**STORED ROWS**
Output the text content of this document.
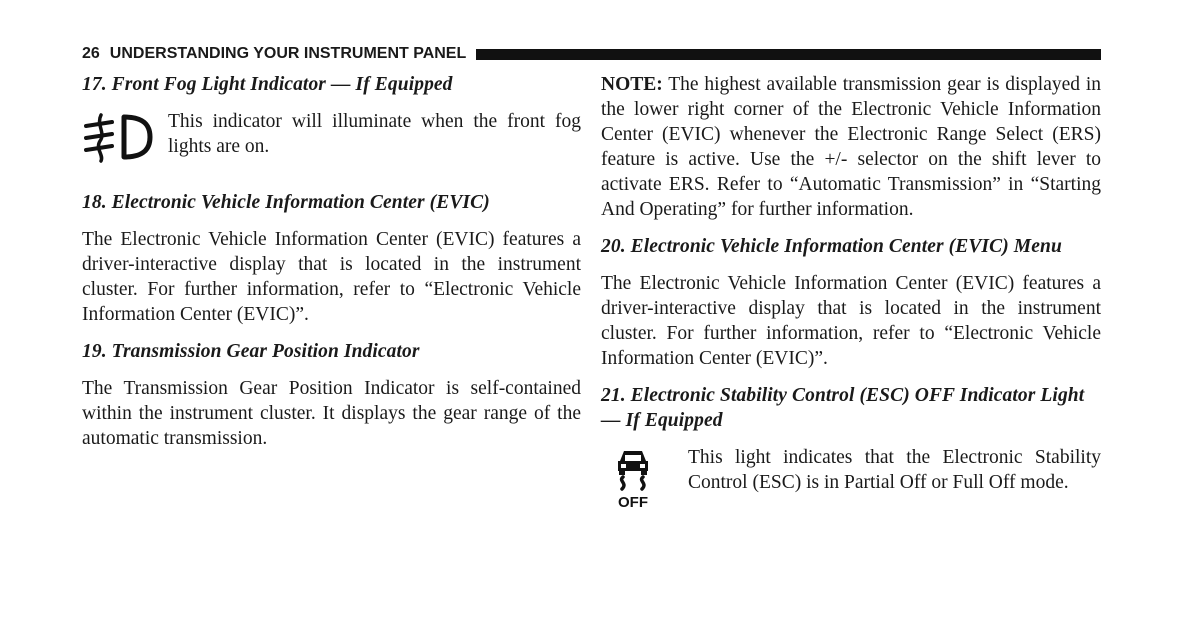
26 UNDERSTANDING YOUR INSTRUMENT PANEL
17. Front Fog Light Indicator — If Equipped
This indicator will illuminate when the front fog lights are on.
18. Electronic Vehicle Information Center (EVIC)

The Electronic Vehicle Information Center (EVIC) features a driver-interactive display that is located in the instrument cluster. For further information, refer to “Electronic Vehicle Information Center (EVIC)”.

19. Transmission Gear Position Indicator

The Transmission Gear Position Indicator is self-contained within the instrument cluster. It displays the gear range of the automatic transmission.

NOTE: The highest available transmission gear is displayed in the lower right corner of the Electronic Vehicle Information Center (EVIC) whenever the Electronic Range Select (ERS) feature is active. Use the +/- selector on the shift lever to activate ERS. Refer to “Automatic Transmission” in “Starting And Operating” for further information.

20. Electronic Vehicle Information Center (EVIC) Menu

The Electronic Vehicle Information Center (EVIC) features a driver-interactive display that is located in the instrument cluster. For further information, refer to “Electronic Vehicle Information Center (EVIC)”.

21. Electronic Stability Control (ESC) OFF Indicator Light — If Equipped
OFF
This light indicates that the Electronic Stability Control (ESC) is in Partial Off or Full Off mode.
--
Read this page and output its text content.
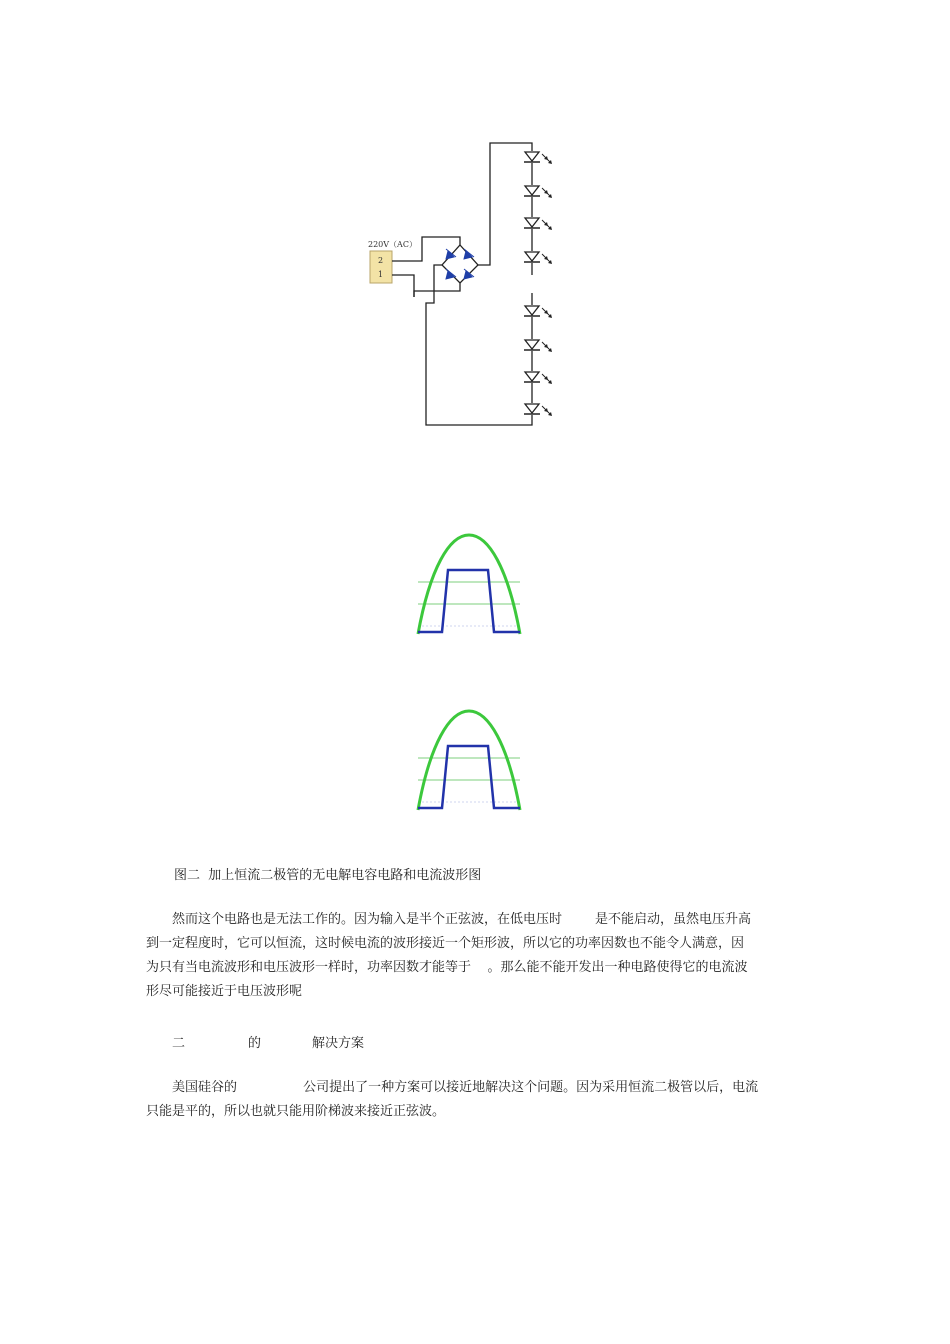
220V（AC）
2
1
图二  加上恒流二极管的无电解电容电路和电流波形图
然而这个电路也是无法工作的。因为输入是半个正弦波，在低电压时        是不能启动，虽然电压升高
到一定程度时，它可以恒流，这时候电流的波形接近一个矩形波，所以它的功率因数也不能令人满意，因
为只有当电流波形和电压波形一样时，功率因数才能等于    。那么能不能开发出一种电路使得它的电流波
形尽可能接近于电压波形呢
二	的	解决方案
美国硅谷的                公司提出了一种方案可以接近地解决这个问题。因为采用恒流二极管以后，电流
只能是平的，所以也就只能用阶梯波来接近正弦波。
==
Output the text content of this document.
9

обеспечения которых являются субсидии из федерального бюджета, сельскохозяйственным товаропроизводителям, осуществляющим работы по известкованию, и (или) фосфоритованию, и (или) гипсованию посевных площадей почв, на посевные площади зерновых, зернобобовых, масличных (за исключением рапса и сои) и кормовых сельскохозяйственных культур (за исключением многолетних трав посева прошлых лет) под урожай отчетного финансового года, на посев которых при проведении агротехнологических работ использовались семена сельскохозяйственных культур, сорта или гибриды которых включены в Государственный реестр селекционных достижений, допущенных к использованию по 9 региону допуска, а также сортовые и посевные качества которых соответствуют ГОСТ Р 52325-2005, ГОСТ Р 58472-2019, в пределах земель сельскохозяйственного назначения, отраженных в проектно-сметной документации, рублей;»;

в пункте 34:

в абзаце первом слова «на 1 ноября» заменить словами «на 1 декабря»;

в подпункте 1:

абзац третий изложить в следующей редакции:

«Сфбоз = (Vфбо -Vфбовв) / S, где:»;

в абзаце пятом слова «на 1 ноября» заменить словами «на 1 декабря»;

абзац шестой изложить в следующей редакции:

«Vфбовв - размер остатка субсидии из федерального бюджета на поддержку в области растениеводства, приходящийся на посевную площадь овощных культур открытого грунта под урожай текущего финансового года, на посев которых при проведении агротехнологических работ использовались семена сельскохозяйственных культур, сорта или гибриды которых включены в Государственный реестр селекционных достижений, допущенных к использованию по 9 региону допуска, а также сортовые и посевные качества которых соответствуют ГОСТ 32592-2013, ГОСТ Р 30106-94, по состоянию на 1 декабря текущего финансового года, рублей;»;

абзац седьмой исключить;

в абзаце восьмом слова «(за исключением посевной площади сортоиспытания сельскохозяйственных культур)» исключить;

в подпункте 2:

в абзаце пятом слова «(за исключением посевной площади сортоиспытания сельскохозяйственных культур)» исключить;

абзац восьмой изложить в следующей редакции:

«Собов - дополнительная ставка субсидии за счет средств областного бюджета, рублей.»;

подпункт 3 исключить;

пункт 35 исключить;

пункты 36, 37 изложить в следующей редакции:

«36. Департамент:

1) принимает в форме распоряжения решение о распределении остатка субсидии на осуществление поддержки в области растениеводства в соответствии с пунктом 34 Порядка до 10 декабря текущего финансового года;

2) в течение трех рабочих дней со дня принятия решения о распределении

**TASK BRIEF**
Collect each line containing the string "сортоиспытания".

**SOLUTION TO THIS PROBLEM**
в абзаце восьмом слова «(за исключением посевной площади сортоиспытания сельскохозяйственных культур)» исключить;
в абзаце пятом слова «(за исключением посевной площади сортоиспытания сельскохозяйственных культур)» исключить;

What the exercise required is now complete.